— START Material for this exercise —
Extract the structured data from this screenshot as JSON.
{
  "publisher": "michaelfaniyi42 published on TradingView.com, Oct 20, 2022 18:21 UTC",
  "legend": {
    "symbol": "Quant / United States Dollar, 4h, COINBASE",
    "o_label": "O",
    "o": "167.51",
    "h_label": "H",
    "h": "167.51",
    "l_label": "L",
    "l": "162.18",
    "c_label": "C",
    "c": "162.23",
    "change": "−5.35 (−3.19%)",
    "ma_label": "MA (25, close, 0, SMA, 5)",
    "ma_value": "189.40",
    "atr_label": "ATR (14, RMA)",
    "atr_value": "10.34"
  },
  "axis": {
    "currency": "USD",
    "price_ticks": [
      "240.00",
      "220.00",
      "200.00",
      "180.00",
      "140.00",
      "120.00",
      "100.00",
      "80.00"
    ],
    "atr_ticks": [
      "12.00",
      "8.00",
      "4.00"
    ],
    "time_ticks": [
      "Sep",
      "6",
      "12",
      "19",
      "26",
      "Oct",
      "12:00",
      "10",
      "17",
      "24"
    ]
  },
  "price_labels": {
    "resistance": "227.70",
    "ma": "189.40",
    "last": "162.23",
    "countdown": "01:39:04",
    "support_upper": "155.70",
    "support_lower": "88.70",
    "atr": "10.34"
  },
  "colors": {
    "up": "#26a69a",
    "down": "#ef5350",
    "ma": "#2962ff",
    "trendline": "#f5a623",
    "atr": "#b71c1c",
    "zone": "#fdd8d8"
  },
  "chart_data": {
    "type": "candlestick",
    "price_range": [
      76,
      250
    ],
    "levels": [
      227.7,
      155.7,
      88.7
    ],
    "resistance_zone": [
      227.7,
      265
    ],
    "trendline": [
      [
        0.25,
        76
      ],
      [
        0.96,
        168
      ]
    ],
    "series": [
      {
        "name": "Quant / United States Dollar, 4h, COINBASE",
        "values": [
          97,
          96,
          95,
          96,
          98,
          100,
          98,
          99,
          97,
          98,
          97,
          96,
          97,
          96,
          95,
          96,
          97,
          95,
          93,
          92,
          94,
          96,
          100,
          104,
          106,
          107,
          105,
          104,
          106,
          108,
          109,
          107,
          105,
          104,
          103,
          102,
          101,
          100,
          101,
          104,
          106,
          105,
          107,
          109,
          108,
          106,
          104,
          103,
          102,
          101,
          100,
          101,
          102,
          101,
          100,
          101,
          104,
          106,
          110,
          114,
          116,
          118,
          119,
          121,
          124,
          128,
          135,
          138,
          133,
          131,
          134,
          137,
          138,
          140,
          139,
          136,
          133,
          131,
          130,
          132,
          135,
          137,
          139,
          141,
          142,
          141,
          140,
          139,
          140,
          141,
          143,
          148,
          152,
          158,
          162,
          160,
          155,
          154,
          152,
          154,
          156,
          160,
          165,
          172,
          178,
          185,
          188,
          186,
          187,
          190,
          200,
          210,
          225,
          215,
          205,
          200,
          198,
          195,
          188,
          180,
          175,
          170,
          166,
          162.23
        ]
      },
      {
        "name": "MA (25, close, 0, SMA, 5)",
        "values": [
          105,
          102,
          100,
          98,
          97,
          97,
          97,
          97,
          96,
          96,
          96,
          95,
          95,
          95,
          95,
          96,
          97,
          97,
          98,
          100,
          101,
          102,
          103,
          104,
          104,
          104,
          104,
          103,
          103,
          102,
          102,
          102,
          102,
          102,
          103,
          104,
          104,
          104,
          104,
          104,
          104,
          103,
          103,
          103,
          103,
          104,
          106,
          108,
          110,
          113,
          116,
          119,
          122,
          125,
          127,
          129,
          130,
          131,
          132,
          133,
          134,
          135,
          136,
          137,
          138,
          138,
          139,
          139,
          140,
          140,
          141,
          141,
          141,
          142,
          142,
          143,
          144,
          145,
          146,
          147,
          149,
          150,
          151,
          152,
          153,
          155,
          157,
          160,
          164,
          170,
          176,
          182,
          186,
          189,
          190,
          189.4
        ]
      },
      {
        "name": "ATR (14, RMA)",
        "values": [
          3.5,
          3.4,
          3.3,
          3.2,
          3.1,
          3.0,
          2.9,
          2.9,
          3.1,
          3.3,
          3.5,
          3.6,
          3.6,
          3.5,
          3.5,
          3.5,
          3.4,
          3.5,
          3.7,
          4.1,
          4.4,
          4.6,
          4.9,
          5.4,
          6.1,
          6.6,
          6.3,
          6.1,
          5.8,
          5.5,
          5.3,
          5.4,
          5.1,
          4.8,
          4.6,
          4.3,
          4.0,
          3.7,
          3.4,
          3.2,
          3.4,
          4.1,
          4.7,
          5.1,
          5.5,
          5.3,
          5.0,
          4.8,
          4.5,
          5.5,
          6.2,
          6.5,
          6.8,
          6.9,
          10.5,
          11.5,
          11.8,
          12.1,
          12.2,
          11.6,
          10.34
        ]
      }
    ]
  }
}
— END Material for this exercise —
- [Task objective]
Return every record above exactly as it appears.

- [Result]
Extract the structured data from this screenshot as JSON.
{
  "publisher": "michaelfaniyi42 published on TradingView.com, Oct 20, 2022 18:21 UTC",
  "legend": {
    "symbol": "Quant / United States Dollar, 4h, COINBASE",
    "o_label": "O",
    "o": "167.51",
    "h_label": "H",
    "h": "167.51",
    "l_label": "L",
    "l": "162.18",
    "c_label": "C",
    "c": "162.23",
    "change": "−5.35 (−3.19%)",
    "ma_label": "MA (25, close, 0, SMA, 5)",
    "ma_value": "189.40",
    "atr_label": "ATR (14, RMA)",
    "atr_value": "10.34"
  },
  "axis": {
    "currency": "USD",
    "price_ticks": [
      "240.00",
      "220.00",
      "200.00",
      "180.00",
      "140.00",
      "120.00",
      "100.00",
      "80.00"
    ],
    "atr_ticks": [
      "12.00",
      "8.00",
      "4.00"
    ],
    "time_ticks": [
      "Sep",
      "6",
      "12",
      "19",
      "26",
      "Oct",
      "12:00",
      "10",
      "17",
      "24"
    ]
  },
  "price_labels": {
    "resistance": "227.70",
    "ma": "189.40",
    "last": "162.23",
    "countdown": "01:39:04",
    "support_upper": "155.70",
    "support_lower": "88.70",
    "atr": "10.34"
  },
  "colors": {
    "up": "#26a69a",
    "down": "#ef5350",
    "ma": "#2962ff",
    "trendline": "#f5a623",
    "atr": "#b71c1c",
    "zone": "#fdd8d8"
  },
  "chart_data": {
    "type": "candlestick",
    "price_range": [
      76,
      250
    ],
    "levels": [
      227.7,
      155.7,
      88.7
    ],
    "resistance_zone": [
      227.7,
      265
    ],
    "trendline": [
      [
        0.25,
        76
      ],
      [
        0.96,
        168
      ]
    ],
    "series": [
      {
        "name": "Quant / United States Dollar, 4h, COINBASE",
        "values": [
          97,
          96,
          95,
          96,
          98,
          100,
          98,
          99,
          97,
          98,
          97,
          96,
          97,
          96,
          95,
          96,
          97,
          95,
          93,
          92,
          94,
          96,
          100,
          104,
          106,
          107,
          105,
          104,
          106,
          108,
          109,
          107,
          105,
          104,
          103,
          102,
          101,
          100,
          101,
          104,
          106,
          105,
          107,
          109,
          108,
          106,
          104,
          103,
          102,
          101,
          100,
          101,
          102,
          101,
          100,
          101,
          104,
          106,
          110,
          114,
          116,
          118,
          119,
          121,
          124,
          128,
          135,
          138,
          133,
          131,
          134,
          137,
          138,
          140,
          139,
          136,
          133,
          131,
          130,
          132,
          135,
          137,
          139,
          141,
          142,
          141,
          140,
          139,
          140,
          141,
          143,
          148,
          152,
          158,
          162,
          160,
          155,
          154,
          152,
          154,
          156,
          160,
          165,
          172,
          178,
          185,
          188,
          186,
          187,
          190,
          200,
          210,
          225,
          215,
          205,
          200,
          198,
          195,
          188,
          180,
          175,
          170,
          166,
          162.23
        ]
      },
      {
        "name": "MA (25, close, 0, SMA, 5)",
        "values": [
          105,
          102,
          100,
          98,
          97,
          97,
          97,
          97,
          96,
          96,
          96,
          95,
          95,
          95,
          95,
          96,
          97,
          97,
          98,
          100,
          101,
          102,
          103,
          104,
          104,
          104,
          104,
          103,
          103,
          102,
          102,
          102,
          102,
          102,
          103,
          104,
          104,
          104,
          104,
          104,
          104,
          103,
          103,
          103,
          103,
          104,
          106,
          108,
          110,
          113,
          116,
          119,
          122,
          125,
          127,
          129,
          130,
          131,
          132,
          133,
          134,
          135,
          136,
          137,
          138,
          138,
          139,
          139,
          140,
          140,
          141,
          141,
          141,
          142,
          142,
          143,
          144,
          145,
          146,
          147,
          149,
          150,
          151,
          152,
          153,
          155,
          157,
          160,
          164,
          170,
          176,
          182,
          186,
          189,
          190,
          189.4
        ]
      },
      {
        "name": "ATR (14, RMA)",
        "values": [
          3.5,
          3.4,
          3.3,
          3.2,
          3.1,
          3.0,
          2.9,
          2.9,
          3.1,
          3.3,
          3.5,
          3.6,
          3.6,
          3.5,
          3.5,
          3.5,
          3.4,
          3.5,
          3.7,
          4.1,
          4.4,
          4.6,
          4.9,
          5.4,
          6.1,
          6.6,
          6.3,
          6.1,
          5.8,
          5.5,
          5.3,
          5.4,
          5.1,
          4.8,
          4.6,
          4.3,
          4.0,
          3.7,
          3.4,
          3.2,
          3.4,
          4.1,
          4.7,
          5.1,
          5.5,
          5.3,
          5.0,
          4.8,
          4.5,
          5.5,
          6.2,
          6.5,
          6.8,
          6.9,
          10.5,
          11.5,
          11.8,
          12.1,
          12.2,
          11.6,
          10.34
        ]
      }
    ]
  }
}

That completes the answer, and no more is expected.